Begin SUPPLIED RECORDS

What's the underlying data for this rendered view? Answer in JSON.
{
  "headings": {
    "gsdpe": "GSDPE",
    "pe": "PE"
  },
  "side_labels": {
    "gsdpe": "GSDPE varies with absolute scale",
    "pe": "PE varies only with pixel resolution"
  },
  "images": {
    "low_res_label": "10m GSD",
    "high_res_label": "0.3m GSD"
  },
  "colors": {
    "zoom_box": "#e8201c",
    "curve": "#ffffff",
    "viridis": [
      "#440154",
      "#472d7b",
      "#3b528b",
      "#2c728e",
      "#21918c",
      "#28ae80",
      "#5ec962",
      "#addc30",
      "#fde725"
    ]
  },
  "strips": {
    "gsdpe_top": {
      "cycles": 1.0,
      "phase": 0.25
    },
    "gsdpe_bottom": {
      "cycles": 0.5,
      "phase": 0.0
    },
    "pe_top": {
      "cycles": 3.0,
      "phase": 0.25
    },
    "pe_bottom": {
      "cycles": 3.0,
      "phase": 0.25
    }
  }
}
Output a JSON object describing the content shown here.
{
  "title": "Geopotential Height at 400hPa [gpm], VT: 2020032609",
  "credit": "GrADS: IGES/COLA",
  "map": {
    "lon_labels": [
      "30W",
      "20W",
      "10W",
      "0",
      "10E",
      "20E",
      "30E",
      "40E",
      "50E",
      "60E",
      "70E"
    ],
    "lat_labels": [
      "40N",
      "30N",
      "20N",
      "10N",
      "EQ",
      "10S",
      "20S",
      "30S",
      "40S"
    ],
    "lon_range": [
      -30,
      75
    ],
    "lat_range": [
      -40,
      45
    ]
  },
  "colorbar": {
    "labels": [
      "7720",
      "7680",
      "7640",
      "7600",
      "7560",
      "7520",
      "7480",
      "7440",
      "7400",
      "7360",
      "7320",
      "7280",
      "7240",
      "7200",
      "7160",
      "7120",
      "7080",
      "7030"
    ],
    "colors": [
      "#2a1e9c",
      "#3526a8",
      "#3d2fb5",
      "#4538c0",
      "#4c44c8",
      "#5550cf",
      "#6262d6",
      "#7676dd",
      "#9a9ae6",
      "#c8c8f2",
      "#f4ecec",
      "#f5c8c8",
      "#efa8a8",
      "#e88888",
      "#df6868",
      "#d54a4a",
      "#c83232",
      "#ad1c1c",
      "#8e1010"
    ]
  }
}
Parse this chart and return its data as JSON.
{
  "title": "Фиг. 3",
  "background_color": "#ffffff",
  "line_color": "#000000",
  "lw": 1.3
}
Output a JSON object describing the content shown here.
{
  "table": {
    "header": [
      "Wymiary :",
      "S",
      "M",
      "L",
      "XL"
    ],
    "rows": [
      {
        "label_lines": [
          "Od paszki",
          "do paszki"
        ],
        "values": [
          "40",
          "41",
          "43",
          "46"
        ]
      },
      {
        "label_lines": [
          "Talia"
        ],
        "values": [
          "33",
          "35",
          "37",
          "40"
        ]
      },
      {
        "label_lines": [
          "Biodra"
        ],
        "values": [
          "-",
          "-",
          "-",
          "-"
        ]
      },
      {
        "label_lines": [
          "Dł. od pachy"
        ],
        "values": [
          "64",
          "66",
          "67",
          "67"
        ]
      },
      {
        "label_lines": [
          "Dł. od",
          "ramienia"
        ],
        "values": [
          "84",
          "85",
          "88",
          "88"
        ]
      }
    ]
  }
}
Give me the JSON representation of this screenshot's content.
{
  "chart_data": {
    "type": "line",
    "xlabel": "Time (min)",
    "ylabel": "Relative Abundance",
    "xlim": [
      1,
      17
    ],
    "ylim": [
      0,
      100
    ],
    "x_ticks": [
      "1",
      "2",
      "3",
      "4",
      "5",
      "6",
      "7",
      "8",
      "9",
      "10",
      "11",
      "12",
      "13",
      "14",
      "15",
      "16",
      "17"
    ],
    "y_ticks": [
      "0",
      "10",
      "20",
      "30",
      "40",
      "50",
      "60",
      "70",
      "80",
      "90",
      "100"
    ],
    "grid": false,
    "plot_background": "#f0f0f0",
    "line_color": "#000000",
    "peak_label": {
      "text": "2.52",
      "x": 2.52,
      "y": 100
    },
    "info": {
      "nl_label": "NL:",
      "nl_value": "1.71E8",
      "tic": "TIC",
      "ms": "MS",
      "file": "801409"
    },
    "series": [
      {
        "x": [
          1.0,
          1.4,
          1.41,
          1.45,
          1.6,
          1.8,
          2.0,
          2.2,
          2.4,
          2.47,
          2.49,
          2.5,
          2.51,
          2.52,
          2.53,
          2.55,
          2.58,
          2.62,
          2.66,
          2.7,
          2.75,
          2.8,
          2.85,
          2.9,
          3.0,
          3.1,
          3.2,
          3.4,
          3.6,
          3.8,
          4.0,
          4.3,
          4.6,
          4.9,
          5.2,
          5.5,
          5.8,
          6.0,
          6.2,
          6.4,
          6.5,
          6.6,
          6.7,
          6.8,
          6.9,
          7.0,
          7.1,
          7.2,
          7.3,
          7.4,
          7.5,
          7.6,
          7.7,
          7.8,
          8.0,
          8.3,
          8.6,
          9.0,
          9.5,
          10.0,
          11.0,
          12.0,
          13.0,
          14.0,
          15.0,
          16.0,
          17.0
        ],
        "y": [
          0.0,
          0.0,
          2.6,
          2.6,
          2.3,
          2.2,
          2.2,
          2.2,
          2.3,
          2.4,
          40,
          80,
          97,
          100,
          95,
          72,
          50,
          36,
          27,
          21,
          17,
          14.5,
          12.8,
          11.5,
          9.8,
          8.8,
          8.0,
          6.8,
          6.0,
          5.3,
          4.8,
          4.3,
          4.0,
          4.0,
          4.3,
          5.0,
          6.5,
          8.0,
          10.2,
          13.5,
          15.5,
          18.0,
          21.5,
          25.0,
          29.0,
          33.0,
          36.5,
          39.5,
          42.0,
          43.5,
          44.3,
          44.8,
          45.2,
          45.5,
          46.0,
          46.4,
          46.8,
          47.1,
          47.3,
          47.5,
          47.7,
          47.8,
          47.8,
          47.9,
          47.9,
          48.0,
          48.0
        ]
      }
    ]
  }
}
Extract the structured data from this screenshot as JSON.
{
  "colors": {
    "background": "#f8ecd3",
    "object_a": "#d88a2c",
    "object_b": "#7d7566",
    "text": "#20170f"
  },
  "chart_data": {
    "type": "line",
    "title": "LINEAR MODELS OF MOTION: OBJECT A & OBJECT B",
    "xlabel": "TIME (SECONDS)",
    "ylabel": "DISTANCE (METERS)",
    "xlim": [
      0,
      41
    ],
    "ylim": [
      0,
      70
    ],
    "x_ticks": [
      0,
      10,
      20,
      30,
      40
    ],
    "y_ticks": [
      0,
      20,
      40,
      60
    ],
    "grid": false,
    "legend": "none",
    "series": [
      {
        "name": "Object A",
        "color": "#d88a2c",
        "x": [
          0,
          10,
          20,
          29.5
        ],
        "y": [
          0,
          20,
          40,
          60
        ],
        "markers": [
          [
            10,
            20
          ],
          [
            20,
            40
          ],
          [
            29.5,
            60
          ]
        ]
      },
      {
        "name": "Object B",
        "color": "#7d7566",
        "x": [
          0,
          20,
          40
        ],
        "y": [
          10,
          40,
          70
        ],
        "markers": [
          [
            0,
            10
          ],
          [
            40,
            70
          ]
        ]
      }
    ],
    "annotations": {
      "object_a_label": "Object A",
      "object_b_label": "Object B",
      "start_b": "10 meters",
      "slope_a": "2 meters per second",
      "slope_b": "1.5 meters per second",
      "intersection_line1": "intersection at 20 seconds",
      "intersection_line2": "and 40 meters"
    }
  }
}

End SUPPLIED RECORDS

From the records above, please extract every line and repeat it exactly.

What's the underlying data for this rendered view? Answer in JSON.
{
  "headings": {
    "gsdpe": "GSDPE",
    "pe": "PE"
  },
  "side_labels": {
    "gsdpe": "GSDPE varies with absolute scale",
    "pe": "PE varies only with pixel resolution"
  },
  "images": {
    "low_res_label": "10m GSD",
    "high_res_label": "0.3m GSD"
  },
  "colors": {
    "zoom_box": "#e8201c",
    "curve": "#ffffff",
    "viridis": [
      "#440154",
      "#472d7b",
      "#3b528b",
      "#2c728e",
      "#21918c",
      "#28ae80",
      "#5ec962",
      "#addc30",
      "#fde725"
    ]
  },
  "strips": {
    "gsdpe_top": {
      "cycles": 1.0,
      "phase": 0.25
    },
    "gsdpe_bottom": {
      "cycles": 0.5,
      "phase": 0.0
    },
    "pe_top": {
      "cycles": 3.0,
      "phase": 0.25
    },
    "pe_bottom": {
      "cycles": 3.0,
      "phase": 0.25
    }
  }
}
Output a JSON object describing the content shown here.
{
  "title": "Geopotential Height at 400hPa [gpm], VT: 2020032609",
  "credit": "GrADS: IGES/COLA",
  "map": {
    "lon_labels": [
      "30W",
      "20W",
      "10W",
      "0",
      "10E",
      "20E",
      "30E",
      "40E",
      "50E",
      "60E",
      "70E"
    ],
    "lat_labels": [
      "40N",
      "30N",
      "20N",
      "10N",
      "EQ",
      "10S",
      "20S",
      "30S",
      "40S"
    ],
    "lon_range": [
      -30,
      75
    ],
    "lat_range": [
      -40,
      45
    ]
  },
  "colorbar": {
    "labels": [
      "7720",
      "7680",
      "7640",
      "7600",
      "7560",
      "7520",
      "7480",
      "7440",
      "7400",
      "7360",
      "7320",
      "7280",
      "7240",
      "7200",
      "7160",
      "7120",
      "7080",
      "7030"
    ],
    "colors": [
      "#2a1e9c",
      "#3526a8",
      "#3d2fb5",
      "#4538c0",
      "#4c44c8",
      "#5550cf",
      "#6262d6",
      "#7676dd",
      "#9a9ae6",
      "#c8c8f2",
      "#f4ecec",
      "#f5c8c8",
      "#efa8a8",
      "#e88888",
      "#df6868",
      "#d54a4a",
      "#c83232",
      "#ad1c1c",
      "#8e1010"
    ]
  }
}
Parse this chart and return its data as JSON.
{
  "title": "Фиг. 3",
  "background_color": "#ffffff",
  "line_color": "#000000",
  "lw": 1.3
}
Output a JSON object describing the content shown here.
{
  "table": {
    "header": [
      "Wymiary :",
      "S",
      "M",
      "L",
      "XL"
    ],
    "rows": [
      {
        "label_lines": [
          "Od paszki",
          "do paszki"
        ],
        "values": [
          "40",
          "41",
          "43",
          "46"
        ]
      },
      {
        "label_lines": [
          "Talia"
        ],
        "values": [
          "33",
          "35",
          "37",
          "40"
        ]
      },
      {
        "label_lines": [
          "Biodra"
        ],
        "values": [
          "-",
          "-",
          "-",
          "-"
        ]
      },
      {
        "label_lines": [
          "Dł. od pachy"
        ],
        "values": [
          "64",
          "66",
          "67",
          "67"
        ]
      },
      {
        "label_lines": [
          "Dł. od",
          "ramienia"
        ],
        "values": [
          "84",
          "85",
          "88",
          "88"
        ]
      }
    ]
  }
}
Give me the JSON representation of this screenshot's content.
{
  "chart_data": {
    "type": "line",
    "xlabel": "Time (min)",
    "ylabel": "Relative Abundance",
    "xlim": [
      1,
      17
    ],
    "ylim": [
      0,
      100
    ],
    "x_ticks": [
      "1",
      "2",
      "3",
      "4",
      "5",
      "6",
      "7",
      "8",
      "9",
      "10",
      "11",
      "12",
      "13",
      "14",
      "15",
      "16",
      "17"
    ],
    "y_ticks": [
      "0",
      "10",
      "20",
      "30",
      "40",
      "50",
      "60",
      "70",
      "80",
      "90",
      "100"
    ],
    "grid": false,
    "plot_background": "#f0f0f0",
    "line_color": "#000000",
    "peak_label": {
      "text": "2.52",
      "x": 2.52,
      "y": 100
    },
    "info": {
      "nl_label": "NL:",
      "nl_value": "1.71E8",
      "tic": "TIC",
      "ms": "MS",
      "file": "801409"
    },
    "series": [
      {
        "x": [
          1.0,
          1.4,
          1.41,
          1.45,
          1.6,
          1.8,
          2.0,
          2.2,
          2.4,
          2.47,
          2.49,
          2.5,
          2.51,
          2.52,
          2.53,
          2.55,
          2.58,
          2.62,
          2.66,
          2.7,
          2.75,
          2.8,
          2.85,
          2.9,
          3.0,
          3.1,
          3.2,
          3.4,
          3.6,
          3.8,
          4.0,
          4.3,
          4.6,
          4.9,
          5.2,
          5.5,
          5.8,
          6.0,
          6.2,
          6.4,
          6.5,
          6.6,
          6.7,
          6.8,
          6.9,
          7.0,
          7.1,
          7.2,
          7.3,
          7.4,
          7.5,
          7.6,
          7.7,
          7.8,
          8.0,
          8.3,
          8.6,
          9.0,
          9.5,
          10.0,
          11.0,
          12.0,
          13.0,
          14.0,
          15.0,
          16.0,
          17.0
        ],
        "y": [
          0.0,
          0.0,
          2.6,
          2.6,
          2.3,
          2.2,
          2.2,
          2.2,
          2.3,
          2.4,
          40,
          80,
          97,
          100,
          95,
          72,
          50,
          36,
          27,
          21,
          17,
          14.5,
          12.8,
          11.5,
          9.8,
          8.8,
          8.0,
          6.8,
          6.0,
          5.3,
          4.8,
          4.3,
          4.0,
          4.0,
          4.3,
          5.0,
          6.5,
          8.0,
          10.2,
          13.5,
          15.5,
          18.0,
          21.5,
          25.0,
          29.0,
          33.0,
          36.5,
          39.5,
          42.0,
          43.5,
          44.3,
          44.8,
          45.2,
          45.5,
          46.0,
          46.4,
          46.8,
          47.1,
          47.3,
          47.5,
          47.7,
          47.8,
          47.8,
          47.9,
          47.9,
          48.0,
          48.0
        ]
      }
    ]
  }
}
Extract the structured data from this screenshot as JSON.
{
  "colors": {
    "background": "#f8ecd3",
    "object_a": "#d88a2c",
    "object_b": "#7d7566",
    "text": "#20170f"
  },
  "chart_data": {
    "type": "line",
    "title": "LINEAR MODELS OF MOTION: OBJECT A & OBJECT B",
    "xlabel": "TIME (SECONDS)",
    "ylabel": "DISTANCE (METERS)",
    "xlim": [
      0,
      41
    ],
    "ylim": [
      0,
      70
    ],
    "x_ticks": [
      0,
      10,
      20,
      30,
      40
    ],
    "y_ticks": [
      0,
      20,
      40,
      60
    ],
    "grid": false,
    "legend": "none",
    "series": [
      {
        "name": "Object A",
        "color": "#d88a2c",
        "x": [
          0,
          10,
          20,
          29.5
        ],
        "y": [
          0,
          20,
          40,
          60
        ],
        "markers": [
          [
            10,
            20
          ],
          [
            20,
            40
          ],
          [
            29.5,
            60
          ]
        ]
      },
      {
        "name": "Object B",
        "color": "#7d7566",
        "x": [
          0,
          20,
          40
        ],
        "y": [
          10,
          40,
          70
        ],
        "markers": [
          [
            0,
            10
          ],
          [
            40,
            70
          ]
        ]
      }
    ],
    "annotations": {
      "object_a_label": "Object A",
      "object_b_label": "Object B",
      "start_b": "10 meters",
      "slope_a": "2 meters per second",
      "slope_b": "1.5 meters per second",
      "intersection_line1": "intersection at 20 seconds",
      "intersection_line2": "and 40 meters"
    }
  }
}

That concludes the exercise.